**EXERCISE BRIEF**
Copy each line below in which the word "Headroom" occurs.

**INPUT**

##############################

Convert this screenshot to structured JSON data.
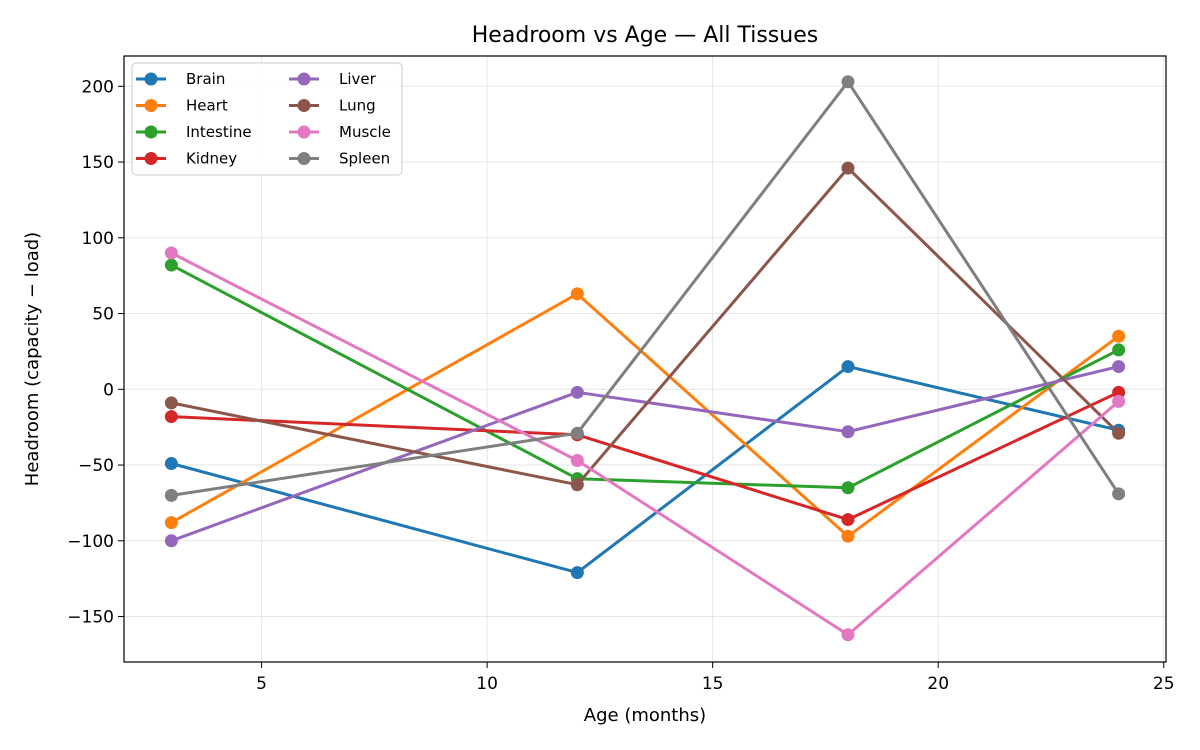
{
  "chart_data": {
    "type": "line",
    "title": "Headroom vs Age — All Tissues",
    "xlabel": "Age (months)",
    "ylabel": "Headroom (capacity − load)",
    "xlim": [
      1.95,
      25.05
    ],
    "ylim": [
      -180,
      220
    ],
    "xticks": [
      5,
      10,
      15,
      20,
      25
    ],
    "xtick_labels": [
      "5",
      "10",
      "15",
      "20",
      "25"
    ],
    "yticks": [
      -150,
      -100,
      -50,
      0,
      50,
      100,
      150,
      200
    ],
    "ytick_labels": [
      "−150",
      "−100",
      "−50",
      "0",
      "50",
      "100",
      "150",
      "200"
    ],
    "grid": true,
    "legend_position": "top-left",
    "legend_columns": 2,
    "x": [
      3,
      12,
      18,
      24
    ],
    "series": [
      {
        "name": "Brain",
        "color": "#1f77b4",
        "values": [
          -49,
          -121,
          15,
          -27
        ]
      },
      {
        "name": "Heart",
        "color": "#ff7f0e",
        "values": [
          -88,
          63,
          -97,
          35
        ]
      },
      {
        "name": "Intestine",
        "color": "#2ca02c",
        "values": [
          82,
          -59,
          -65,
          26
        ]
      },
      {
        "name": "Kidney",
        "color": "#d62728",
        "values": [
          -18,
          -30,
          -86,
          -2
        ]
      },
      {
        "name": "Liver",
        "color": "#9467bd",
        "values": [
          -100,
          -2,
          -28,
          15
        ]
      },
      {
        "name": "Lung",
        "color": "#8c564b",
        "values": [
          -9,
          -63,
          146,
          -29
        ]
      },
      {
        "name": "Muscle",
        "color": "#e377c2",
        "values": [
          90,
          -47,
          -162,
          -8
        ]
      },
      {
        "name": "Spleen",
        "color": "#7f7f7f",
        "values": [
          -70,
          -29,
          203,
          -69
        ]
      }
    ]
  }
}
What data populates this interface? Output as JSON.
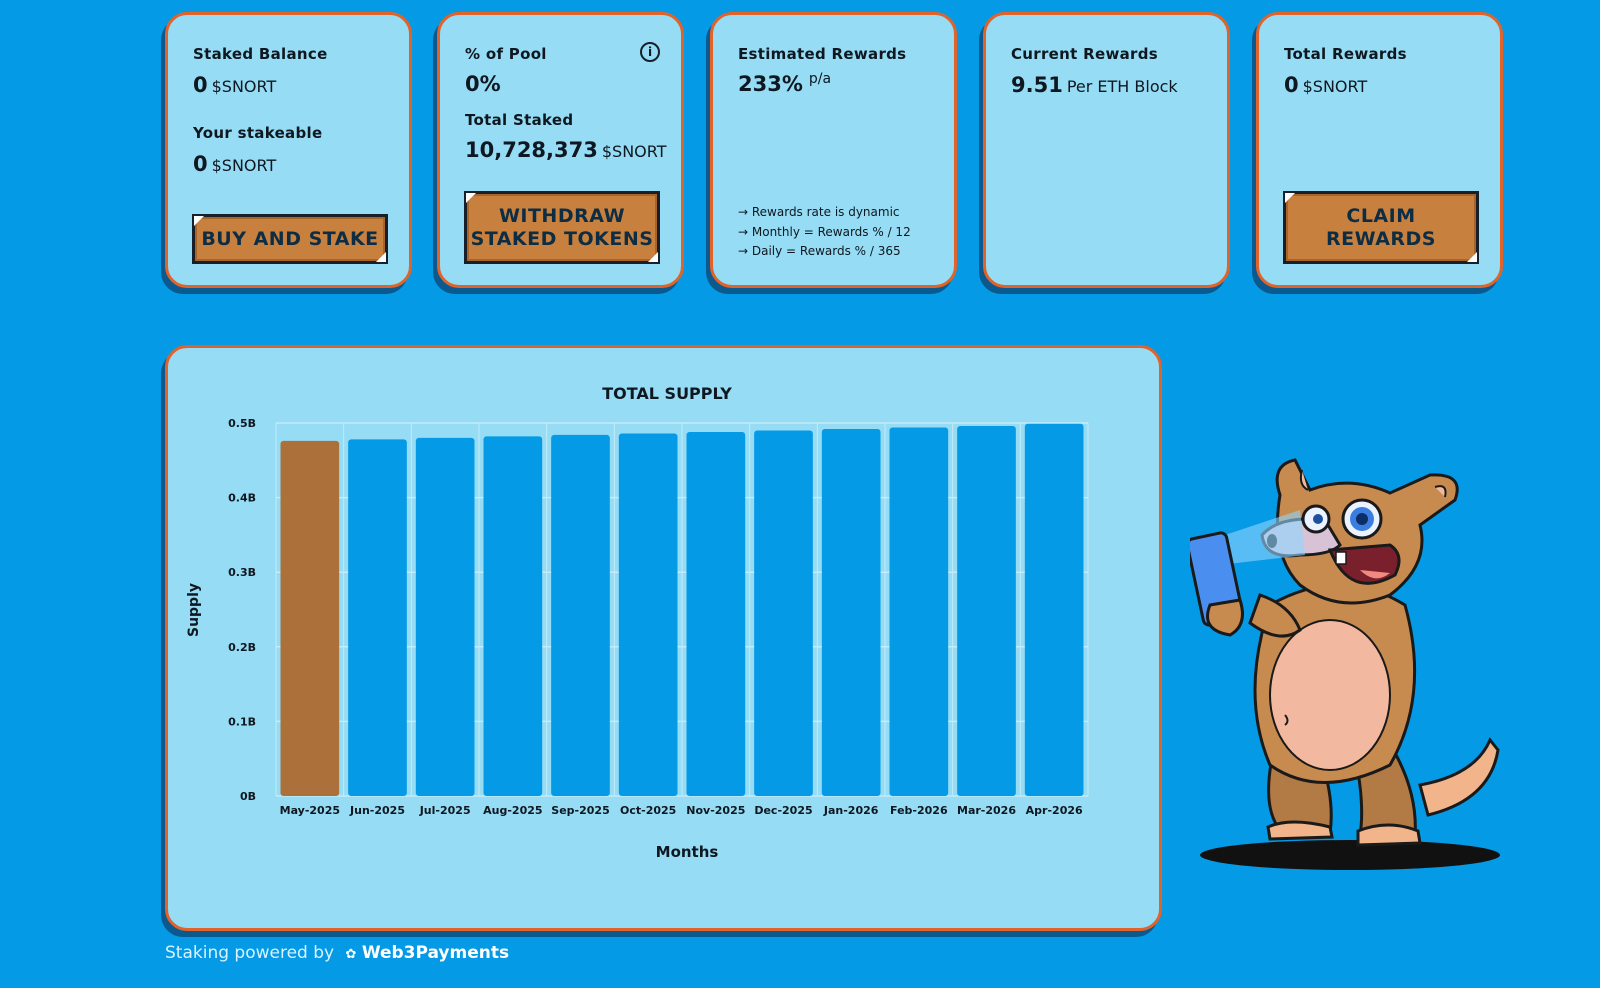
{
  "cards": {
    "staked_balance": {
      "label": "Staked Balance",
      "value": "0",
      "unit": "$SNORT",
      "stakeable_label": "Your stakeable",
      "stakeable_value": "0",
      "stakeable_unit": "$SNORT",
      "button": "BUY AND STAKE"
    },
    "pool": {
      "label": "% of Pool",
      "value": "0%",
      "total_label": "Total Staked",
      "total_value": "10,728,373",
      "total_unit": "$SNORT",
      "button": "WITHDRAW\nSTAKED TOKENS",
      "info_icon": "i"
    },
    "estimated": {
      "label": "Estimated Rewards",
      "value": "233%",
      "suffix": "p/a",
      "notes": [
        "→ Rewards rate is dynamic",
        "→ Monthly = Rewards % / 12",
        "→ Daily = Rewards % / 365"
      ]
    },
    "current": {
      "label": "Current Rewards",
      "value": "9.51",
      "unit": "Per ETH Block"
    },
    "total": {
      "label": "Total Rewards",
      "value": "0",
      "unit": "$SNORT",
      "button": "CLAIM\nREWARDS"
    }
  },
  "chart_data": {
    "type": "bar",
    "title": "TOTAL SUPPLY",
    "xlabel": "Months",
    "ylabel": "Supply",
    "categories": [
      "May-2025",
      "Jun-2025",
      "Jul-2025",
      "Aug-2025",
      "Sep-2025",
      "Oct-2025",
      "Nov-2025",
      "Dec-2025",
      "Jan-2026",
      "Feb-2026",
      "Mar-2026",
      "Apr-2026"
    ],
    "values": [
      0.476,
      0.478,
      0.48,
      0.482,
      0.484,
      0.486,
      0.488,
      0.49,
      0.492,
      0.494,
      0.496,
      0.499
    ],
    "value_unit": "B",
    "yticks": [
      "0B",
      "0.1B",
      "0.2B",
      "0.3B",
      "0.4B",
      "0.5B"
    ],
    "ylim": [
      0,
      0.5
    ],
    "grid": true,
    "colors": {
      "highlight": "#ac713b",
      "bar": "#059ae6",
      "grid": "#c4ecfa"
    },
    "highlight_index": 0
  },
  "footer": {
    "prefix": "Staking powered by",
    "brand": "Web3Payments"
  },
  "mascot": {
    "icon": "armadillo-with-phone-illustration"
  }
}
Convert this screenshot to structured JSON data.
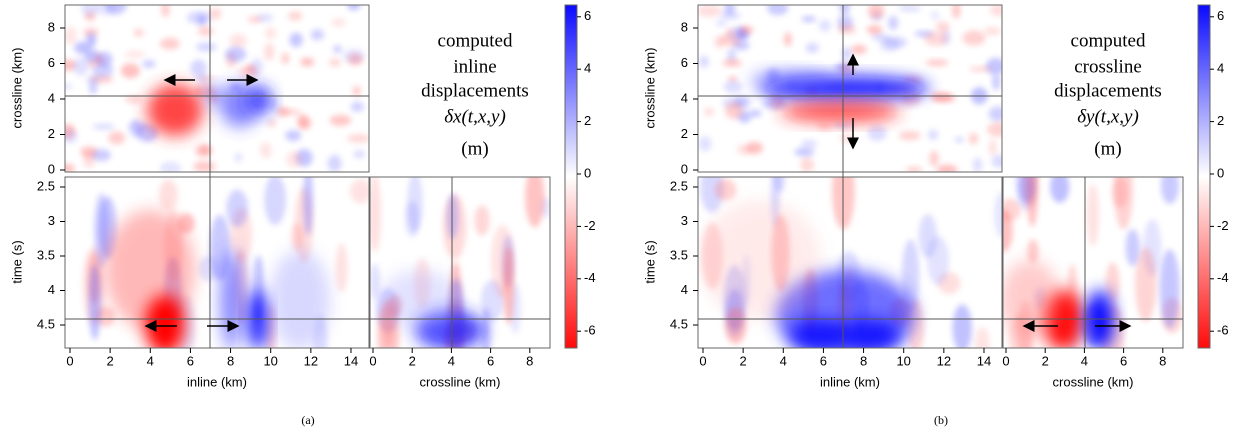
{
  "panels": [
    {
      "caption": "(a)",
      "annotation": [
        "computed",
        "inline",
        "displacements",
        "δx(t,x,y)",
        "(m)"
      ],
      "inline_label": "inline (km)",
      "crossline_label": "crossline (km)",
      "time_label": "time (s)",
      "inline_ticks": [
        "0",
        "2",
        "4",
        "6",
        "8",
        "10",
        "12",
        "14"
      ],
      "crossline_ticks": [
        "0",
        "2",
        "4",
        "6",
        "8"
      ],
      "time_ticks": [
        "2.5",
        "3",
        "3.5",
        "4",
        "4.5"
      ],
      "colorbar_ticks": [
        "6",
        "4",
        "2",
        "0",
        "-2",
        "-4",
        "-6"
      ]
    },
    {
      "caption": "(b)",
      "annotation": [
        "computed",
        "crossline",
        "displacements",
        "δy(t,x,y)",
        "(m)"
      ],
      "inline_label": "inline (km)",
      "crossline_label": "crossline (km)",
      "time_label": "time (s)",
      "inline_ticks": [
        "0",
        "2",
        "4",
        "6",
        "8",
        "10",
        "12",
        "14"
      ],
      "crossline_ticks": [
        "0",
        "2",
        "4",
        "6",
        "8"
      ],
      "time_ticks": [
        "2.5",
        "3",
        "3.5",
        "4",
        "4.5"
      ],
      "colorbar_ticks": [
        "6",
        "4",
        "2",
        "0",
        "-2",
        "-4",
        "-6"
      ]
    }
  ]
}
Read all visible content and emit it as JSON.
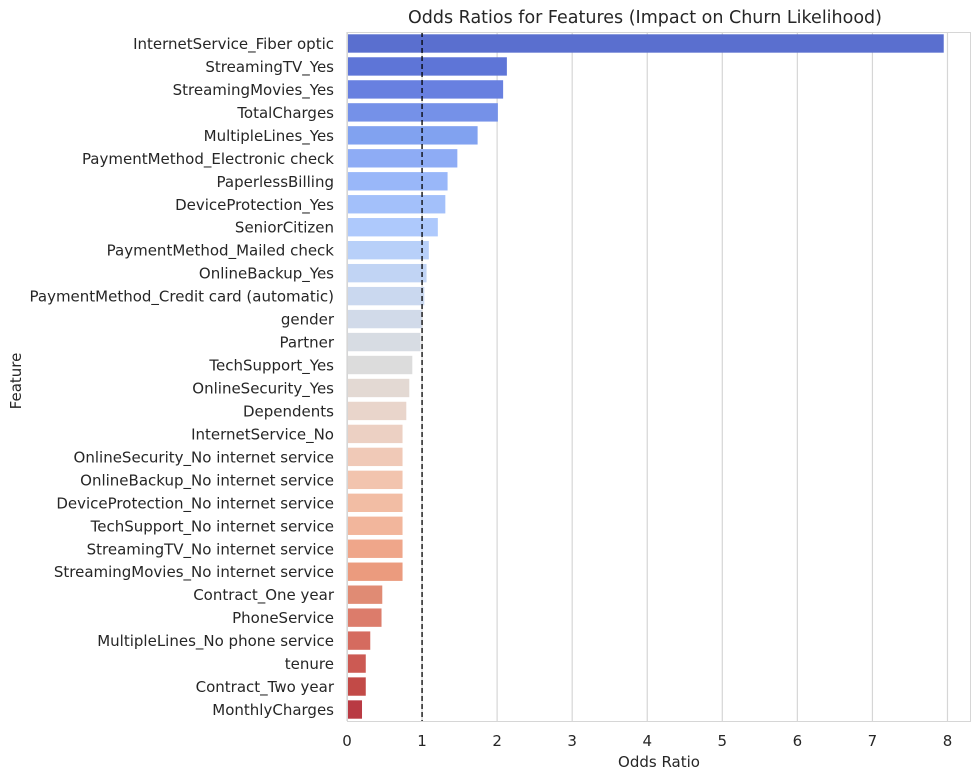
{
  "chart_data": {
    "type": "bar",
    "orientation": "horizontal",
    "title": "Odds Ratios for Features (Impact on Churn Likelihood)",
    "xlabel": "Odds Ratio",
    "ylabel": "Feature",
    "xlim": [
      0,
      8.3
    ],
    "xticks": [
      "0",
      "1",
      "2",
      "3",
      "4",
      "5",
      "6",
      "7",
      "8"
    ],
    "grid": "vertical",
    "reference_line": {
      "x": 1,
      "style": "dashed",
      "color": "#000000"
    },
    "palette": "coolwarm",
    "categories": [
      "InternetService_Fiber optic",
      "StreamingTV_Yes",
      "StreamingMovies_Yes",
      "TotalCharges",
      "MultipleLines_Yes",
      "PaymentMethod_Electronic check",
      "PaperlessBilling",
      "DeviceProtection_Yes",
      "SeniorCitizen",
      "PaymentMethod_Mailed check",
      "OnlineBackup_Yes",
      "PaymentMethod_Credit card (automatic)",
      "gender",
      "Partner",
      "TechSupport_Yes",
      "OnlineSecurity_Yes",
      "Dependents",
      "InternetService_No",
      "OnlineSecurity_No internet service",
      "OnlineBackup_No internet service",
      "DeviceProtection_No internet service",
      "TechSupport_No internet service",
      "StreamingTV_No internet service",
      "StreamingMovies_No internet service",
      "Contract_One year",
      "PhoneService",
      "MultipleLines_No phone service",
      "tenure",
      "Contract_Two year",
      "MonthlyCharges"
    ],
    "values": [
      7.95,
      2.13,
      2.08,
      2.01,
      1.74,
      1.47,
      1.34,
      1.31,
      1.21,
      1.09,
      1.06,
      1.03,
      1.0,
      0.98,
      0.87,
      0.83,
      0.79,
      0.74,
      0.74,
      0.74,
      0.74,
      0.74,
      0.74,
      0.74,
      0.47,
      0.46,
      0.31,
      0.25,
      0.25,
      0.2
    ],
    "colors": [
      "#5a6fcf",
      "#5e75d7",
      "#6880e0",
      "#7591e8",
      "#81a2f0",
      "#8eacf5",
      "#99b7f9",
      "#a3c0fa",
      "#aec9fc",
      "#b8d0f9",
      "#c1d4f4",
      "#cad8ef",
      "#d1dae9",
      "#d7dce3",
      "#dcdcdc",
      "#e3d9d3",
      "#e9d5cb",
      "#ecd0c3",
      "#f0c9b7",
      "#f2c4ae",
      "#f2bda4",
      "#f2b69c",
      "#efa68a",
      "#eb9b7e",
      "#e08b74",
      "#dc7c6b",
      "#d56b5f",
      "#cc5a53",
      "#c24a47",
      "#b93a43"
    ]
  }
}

##############################

**TASK OUTPUT**
    "title": "Headroom vs Age — All Tissues",
    "ylabel": "Headroom (capacity − load)",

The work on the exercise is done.